Extracted entries:

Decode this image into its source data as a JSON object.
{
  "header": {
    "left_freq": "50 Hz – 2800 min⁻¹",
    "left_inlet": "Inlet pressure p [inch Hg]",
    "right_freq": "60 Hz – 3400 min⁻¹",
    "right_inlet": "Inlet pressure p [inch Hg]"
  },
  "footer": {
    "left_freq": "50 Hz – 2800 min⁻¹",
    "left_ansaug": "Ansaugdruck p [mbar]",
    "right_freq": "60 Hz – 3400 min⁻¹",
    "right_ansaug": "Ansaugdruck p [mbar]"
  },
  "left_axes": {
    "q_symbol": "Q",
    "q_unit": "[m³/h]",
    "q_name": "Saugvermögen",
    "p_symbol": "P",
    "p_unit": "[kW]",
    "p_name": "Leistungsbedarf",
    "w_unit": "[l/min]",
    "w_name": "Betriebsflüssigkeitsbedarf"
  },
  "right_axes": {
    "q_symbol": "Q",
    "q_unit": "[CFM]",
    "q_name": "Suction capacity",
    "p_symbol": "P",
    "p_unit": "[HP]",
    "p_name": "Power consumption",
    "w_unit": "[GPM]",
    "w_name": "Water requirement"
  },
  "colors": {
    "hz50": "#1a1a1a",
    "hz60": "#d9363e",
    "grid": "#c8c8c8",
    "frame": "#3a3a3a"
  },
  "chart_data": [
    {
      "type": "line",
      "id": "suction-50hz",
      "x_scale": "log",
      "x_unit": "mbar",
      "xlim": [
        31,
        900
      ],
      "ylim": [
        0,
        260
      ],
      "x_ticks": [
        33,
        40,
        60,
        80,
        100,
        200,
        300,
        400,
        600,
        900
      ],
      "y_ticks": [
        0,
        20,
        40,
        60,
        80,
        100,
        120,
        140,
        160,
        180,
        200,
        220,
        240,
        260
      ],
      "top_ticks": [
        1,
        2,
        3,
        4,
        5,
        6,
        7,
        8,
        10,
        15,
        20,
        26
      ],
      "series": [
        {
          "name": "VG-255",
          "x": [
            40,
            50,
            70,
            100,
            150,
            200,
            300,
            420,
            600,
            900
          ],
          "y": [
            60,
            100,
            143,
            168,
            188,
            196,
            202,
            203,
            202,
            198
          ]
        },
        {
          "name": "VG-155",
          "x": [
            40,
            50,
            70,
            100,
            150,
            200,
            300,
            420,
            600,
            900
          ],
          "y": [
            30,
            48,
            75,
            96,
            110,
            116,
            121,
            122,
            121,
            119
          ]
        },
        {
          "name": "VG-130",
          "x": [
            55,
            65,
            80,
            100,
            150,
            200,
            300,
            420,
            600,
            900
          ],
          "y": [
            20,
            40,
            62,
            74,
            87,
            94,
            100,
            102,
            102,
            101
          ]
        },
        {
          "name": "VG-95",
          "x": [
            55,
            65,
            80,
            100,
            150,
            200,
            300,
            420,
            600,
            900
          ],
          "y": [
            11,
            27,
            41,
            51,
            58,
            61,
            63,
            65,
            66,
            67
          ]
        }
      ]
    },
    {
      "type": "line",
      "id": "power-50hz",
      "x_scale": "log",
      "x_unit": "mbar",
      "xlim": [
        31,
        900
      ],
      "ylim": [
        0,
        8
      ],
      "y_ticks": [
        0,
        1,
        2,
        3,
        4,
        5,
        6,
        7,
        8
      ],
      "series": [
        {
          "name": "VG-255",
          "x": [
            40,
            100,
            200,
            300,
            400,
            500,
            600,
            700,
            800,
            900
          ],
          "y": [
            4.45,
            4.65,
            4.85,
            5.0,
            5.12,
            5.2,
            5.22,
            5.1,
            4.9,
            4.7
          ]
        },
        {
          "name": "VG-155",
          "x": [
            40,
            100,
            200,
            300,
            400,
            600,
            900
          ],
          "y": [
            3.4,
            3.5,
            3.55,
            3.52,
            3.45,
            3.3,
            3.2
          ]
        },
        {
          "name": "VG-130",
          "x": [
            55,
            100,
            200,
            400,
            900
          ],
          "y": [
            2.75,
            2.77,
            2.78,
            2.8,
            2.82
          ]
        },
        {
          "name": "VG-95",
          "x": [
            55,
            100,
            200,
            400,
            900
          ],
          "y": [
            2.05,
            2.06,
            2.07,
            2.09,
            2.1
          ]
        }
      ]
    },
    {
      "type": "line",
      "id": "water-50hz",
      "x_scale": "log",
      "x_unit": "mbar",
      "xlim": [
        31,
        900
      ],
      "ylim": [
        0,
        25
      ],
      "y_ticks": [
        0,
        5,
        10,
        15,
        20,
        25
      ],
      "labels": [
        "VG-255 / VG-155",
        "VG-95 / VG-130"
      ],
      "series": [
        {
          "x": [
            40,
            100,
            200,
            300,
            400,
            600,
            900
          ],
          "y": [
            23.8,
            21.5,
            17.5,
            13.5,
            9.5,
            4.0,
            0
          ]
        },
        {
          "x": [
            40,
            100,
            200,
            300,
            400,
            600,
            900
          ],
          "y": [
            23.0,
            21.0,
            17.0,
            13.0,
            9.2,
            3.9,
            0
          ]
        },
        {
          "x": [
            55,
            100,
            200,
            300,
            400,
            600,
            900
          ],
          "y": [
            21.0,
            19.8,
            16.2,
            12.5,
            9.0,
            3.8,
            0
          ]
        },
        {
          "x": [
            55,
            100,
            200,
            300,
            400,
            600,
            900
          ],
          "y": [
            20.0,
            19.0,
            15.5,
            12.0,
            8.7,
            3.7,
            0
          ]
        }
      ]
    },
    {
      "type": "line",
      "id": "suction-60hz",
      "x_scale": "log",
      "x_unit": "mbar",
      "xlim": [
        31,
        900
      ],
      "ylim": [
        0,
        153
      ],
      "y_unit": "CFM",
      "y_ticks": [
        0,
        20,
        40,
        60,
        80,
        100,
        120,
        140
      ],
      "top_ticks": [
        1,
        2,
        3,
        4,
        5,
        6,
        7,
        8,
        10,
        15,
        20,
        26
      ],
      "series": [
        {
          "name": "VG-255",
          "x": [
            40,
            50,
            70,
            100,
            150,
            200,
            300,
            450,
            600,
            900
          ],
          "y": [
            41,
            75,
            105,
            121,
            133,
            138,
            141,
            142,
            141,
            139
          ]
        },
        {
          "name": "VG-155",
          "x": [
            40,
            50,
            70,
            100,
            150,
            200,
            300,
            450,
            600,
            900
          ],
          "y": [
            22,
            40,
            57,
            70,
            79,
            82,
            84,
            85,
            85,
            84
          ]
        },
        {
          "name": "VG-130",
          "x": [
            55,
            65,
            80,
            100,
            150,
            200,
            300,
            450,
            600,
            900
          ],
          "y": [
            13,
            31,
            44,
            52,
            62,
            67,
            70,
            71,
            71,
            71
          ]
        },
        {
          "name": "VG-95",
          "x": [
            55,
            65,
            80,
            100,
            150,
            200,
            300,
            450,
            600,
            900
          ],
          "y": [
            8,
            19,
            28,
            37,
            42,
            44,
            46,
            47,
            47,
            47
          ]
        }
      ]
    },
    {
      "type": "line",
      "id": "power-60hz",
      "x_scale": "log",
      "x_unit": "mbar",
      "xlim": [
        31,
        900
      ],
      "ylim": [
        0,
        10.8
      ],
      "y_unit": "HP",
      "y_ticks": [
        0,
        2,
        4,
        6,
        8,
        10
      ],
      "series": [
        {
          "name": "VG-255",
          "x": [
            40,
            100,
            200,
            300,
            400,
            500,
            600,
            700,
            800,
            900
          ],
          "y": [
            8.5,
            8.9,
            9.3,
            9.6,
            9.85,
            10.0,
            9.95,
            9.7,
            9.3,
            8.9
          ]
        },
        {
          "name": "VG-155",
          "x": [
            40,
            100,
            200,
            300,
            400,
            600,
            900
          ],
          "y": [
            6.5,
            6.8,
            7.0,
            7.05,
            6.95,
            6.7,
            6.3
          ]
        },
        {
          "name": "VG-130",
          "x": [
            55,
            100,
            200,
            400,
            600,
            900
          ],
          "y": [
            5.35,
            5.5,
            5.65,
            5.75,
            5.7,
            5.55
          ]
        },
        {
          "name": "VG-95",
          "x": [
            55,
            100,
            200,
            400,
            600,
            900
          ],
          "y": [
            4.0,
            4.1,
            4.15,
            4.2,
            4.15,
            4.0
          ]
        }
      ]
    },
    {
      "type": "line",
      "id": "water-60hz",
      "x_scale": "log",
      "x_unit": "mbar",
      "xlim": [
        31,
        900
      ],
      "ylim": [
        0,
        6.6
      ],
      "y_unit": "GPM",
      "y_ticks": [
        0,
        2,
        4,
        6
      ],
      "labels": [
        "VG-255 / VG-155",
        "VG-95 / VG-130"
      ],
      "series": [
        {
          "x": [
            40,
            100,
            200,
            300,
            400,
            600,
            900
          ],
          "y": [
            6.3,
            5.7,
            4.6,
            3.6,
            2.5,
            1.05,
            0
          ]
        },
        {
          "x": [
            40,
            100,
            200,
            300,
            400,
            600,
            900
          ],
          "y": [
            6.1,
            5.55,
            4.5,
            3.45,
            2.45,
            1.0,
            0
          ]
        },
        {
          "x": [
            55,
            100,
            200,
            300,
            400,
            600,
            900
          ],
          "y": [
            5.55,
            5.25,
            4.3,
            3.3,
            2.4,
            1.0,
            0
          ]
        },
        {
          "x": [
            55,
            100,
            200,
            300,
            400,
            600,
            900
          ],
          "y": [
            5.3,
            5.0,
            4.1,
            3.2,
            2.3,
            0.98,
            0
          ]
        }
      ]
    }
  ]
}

Exercise task:
Copy each line above that contains the string "Ansaugdruck".

Answer for the task:
    "left_ansaug": "Ansaugdruck p [mbar]",
    "right_ansaug": "Ansaugdruck p [mbar]"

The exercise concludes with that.